# [Work to be completed]
Extract every line below that contains the word "PESO".

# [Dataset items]
┄┄┄┄┄┄┄┄┄┄┄┄┄┄┄┄┄┄┄┄
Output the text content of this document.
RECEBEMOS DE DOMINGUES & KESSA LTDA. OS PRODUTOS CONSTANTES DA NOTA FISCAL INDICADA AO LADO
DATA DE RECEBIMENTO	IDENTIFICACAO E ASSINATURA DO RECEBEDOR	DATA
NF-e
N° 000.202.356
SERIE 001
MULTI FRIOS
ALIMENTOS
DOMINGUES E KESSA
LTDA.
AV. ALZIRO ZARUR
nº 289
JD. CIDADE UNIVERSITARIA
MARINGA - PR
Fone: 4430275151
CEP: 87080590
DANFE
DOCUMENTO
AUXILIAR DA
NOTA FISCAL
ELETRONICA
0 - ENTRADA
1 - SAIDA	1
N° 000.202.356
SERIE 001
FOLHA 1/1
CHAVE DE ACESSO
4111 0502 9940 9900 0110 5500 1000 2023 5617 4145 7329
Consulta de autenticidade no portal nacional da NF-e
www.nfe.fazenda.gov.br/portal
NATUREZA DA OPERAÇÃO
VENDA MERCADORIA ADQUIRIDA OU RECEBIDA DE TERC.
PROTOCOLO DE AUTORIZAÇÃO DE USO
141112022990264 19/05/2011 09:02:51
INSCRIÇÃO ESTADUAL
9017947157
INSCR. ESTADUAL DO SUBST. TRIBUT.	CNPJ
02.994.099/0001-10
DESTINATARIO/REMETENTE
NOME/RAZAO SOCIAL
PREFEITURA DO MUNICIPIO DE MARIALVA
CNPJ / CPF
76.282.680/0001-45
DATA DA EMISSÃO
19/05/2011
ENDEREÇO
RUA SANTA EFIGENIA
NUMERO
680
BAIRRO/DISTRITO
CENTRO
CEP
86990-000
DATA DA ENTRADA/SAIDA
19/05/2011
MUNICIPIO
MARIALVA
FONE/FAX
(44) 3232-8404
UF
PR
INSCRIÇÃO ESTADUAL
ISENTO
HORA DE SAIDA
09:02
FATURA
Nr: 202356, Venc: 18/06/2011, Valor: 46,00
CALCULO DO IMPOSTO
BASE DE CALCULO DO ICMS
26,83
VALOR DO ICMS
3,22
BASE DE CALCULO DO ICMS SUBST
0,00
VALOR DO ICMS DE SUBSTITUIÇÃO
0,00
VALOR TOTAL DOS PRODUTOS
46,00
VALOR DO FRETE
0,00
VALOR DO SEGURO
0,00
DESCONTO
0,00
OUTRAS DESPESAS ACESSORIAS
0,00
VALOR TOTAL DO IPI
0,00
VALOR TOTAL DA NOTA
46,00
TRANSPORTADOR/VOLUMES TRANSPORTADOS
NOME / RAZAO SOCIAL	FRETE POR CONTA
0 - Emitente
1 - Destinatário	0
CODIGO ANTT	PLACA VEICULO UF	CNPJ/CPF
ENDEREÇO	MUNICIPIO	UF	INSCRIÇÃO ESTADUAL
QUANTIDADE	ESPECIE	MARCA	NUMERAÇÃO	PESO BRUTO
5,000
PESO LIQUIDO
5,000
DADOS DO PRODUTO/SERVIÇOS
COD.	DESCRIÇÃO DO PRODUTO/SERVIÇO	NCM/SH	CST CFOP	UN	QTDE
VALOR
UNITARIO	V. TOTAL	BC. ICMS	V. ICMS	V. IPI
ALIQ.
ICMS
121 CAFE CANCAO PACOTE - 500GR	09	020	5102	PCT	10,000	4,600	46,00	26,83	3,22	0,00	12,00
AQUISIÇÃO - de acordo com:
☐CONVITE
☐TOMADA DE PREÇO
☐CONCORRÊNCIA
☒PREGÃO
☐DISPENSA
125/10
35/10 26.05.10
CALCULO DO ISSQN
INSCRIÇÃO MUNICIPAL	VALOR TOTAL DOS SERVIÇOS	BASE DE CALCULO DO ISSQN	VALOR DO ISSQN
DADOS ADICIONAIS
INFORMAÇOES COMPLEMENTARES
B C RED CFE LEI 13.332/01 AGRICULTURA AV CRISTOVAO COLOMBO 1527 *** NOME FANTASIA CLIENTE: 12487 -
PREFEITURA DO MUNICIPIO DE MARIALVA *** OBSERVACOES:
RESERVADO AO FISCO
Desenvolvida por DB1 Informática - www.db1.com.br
┄┄┄┄┄┄┄┄┄┄┄┄┄┄┄┄┄┄┄┄
# [Final result]
QUANTIDADE	ESPECIE	MARCA	NUMERAÇÃO	PESO BRUTO
PESO LIQUIDO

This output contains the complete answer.